Written instruction
Copy all entries without alteration and skip the pictures they hold.

Data supplied
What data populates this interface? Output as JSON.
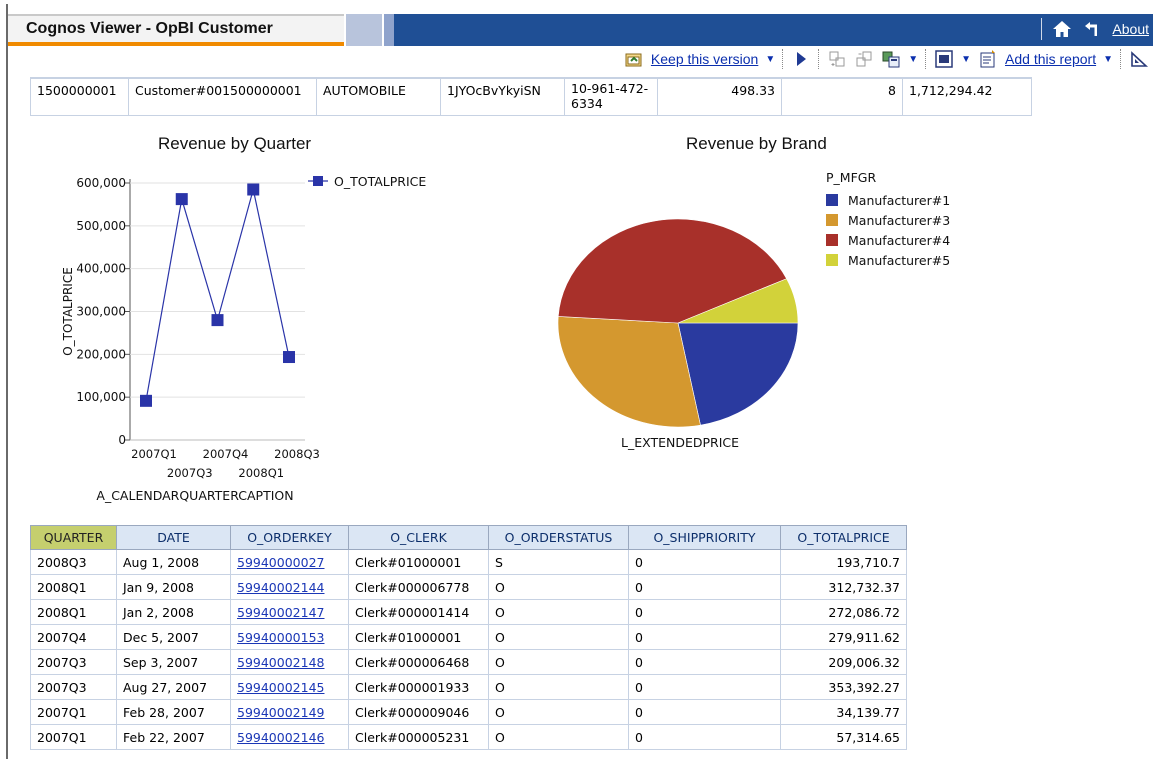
{
  "header": {
    "title": "Cognos Viewer - OpBI Customer",
    "about": "About"
  },
  "toolbar": {
    "keep_version": "Keep this version",
    "add_report": "Add this report"
  },
  "customer": [
    "1500000001",
    "Customer#001500000001",
    "AUTOMOBILE",
    "1JYOcBvYkyiSN",
    "10-961-472-\n6334",
    "498.33",
    "8",
    "1,712,294.42"
  ],
  "chart_data": [
    {
      "type": "line",
      "title": "Revenue by Quarter",
      "xlabel": "A_CALENDARQUARTERCAPTION",
      "ylabel": "O_TOTALPRICE",
      "categories": [
        "2007Q1",
        "2007Q3",
        "2007Q4",
        "2008Q1",
        "2008Q3"
      ],
      "series": [
        {
          "name": "O_TOTALPRICE",
          "values": [
            91454,
            562398,
            279912,
            584819,
            193711
          ]
        }
      ],
      "ylim": [
        0,
        600000
      ],
      "yticks": [
        "0",
        "100,000",
        "200,000",
        "300,000",
        "400,000",
        "500,000",
        "600,000"
      ],
      "xtick_row1": [
        "2007Q1",
        "2007Q4",
        "2008Q3"
      ],
      "xtick_row2": [
        "2007Q3",
        "2008Q1"
      ],
      "legend": "right",
      "color": "#2a34a8"
    },
    {
      "type": "pie",
      "title": "Revenue by Brand",
      "legend_title": "P_MFGR",
      "xlabel": "L_EXTENDEDPRICE",
      "slices": [
        {
          "name": "Manufacturer#1",
          "value": 22,
          "color": "#2a3a9f"
        },
        {
          "name": "Manufacturer#3",
          "value": 29,
          "color": "#d4982f"
        },
        {
          "name": "Manufacturer#4",
          "value": 42,
          "color": "#a8302a"
        },
        {
          "name": "Manufacturer#5",
          "value": 7,
          "color": "#d2d23a"
        }
      ]
    }
  ],
  "orders": {
    "columns": [
      "QUARTER",
      "DATE",
      "O_ORDERKEY",
      "O_CLERK",
      "O_ORDERSTATUS",
      "O_SHIPPRIORITY",
      "O_TOTALPRICE"
    ],
    "rows": [
      [
        "2008Q3",
        "Aug 1, 2008",
        "59940000027",
        "Clerk#01000001",
        "S",
        "0",
        "193,710.7"
      ],
      [
        "2008Q1",
        "Jan 9, 2008",
        "59940002144",
        "Clerk#000006778",
        "O",
        "0",
        "312,732.37"
      ],
      [
        "2008Q1",
        "Jan 2, 2008",
        "59940002147",
        "Clerk#000001414",
        "O",
        "0",
        "272,086.72"
      ],
      [
        "2007Q4",
        "Dec 5, 2007",
        "59940000153",
        "Clerk#01000001",
        "O",
        "0",
        "279,911.62"
      ],
      [
        "2007Q3",
        "Sep 3, 2007",
        "59940002148",
        "Clerk#000006468",
        "O",
        "0",
        "209,006.32"
      ],
      [
        "2007Q3",
        "Aug 27, 2007",
        "59940002145",
        "Clerk#000001933",
        "O",
        "0",
        "353,392.27"
      ],
      [
        "2007Q1",
        "Feb 28, 2007",
        "59940002149",
        "Clerk#000009046",
        "O",
        "0",
        "34,139.77"
      ],
      [
        "2007Q1",
        "Feb 22, 2007",
        "59940002146",
        "Clerk#000005231",
        "O",
        "0",
        "57,314.65"
      ]
    ]
  }
}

Expected answer
What data populates this interface? Output as JSON.
{
  "header": {
    "title": "Cognos Viewer - OpBI Customer",
    "about": "About"
  },
  "toolbar": {
    "keep_version": "Keep this version",
    "add_report": "Add this report"
  },
  "customer": [
    "1500000001",
    "Customer#001500000001",
    "AUTOMOBILE",
    "1JYOcBvYkyiSN",
    "10-961-472-\n6334",
    "498.33",
    "8",
    "1,712,294.42"
  ],
  "chart_data": [
    {
      "type": "line",
      "title": "Revenue by Quarter",
      "xlabel": "A_CALENDARQUARTERCAPTION",
      "ylabel": "O_TOTALPRICE",
      "categories": [
        "2007Q1",
        "2007Q3",
        "2007Q4",
        "2008Q1",
        "2008Q3"
      ],
      "series": [
        {
          "name": "O_TOTALPRICE",
          "values": [
            91454,
            562398,
            279912,
            584819,
            193711
          ]
        }
      ],
      "ylim": [
        0,
        600000
      ],
      "yticks": [
        "0",
        "100,000",
        "200,000",
        "300,000",
        "400,000",
        "500,000",
        "600,000"
      ],
      "xtick_row1": [
        "2007Q1",
        "2007Q4",
        "2008Q3"
      ],
      "xtick_row2": [
        "2007Q3",
        "2008Q1"
      ],
      "legend": "right",
      "color": "#2a34a8"
    },
    {
      "type": "pie",
      "title": "Revenue by Brand",
      "legend_title": "P_MFGR",
      "xlabel": "L_EXTENDEDPRICE",
      "slices": [
        {
          "name": "Manufacturer#1",
          "value": 22,
          "color": "#2a3a9f"
        },
        {
          "name": "Manufacturer#3",
          "value": 29,
          "color": "#d4982f"
        },
        {
          "name": "Manufacturer#4",
          "value": 42,
          "color": "#a8302a"
        },
        {
          "name": "Manufacturer#5",
          "value": 7,
          "color": "#d2d23a"
        }
      ]
    }
  ],
  "orders": {
    "columns": [
      "QUARTER",
      "DATE",
      "O_ORDERKEY",
      "O_CLERK",
      "O_ORDERSTATUS",
      "O_SHIPPRIORITY",
      "O_TOTALPRICE"
    ],
    "rows": [
      [
        "2008Q3",
        "Aug 1, 2008",
        "59940000027",
        "Clerk#01000001",
        "S",
        "0",
        "193,710.7"
      ],
      [
        "2008Q1",
        "Jan 9, 2008",
        "59940002144",
        "Clerk#000006778",
        "O",
        "0",
        "312,732.37"
      ],
      [
        "2008Q1",
        "Jan 2, 2008",
        "59940002147",
        "Clerk#000001414",
        "O",
        "0",
        "272,086.72"
      ],
      [
        "2007Q4",
        "Dec 5, 2007",
        "59940000153",
        "Clerk#01000001",
        "O",
        "0",
        "279,911.62"
      ],
      [
        "2007Q3",
        "Sep 3, 2007",
        "59940002148",
        "Clerk#000006468",
        "O",
        "0",
        "209,006.32"
      ],
      [
        "2007Q3",
        "Aug 27, 2007",
        "59940002145",
        "Clerk#000001933",
        "O",
        "0",
        "353,392.27"
      ],
      [
        "2007Q1",
        "Feb 28, 2007",
        "59940002149",
        "Clerk#000009046",
        "O",
        "0",
        "34,139.77"
      ],
      [
        "2007Q1",
        "Feb 22, 2007",
        "59940002146",
        "Clerk#000005231",
        "O",
        "0",
        "57,314.65"
      ]
    ]
  }
}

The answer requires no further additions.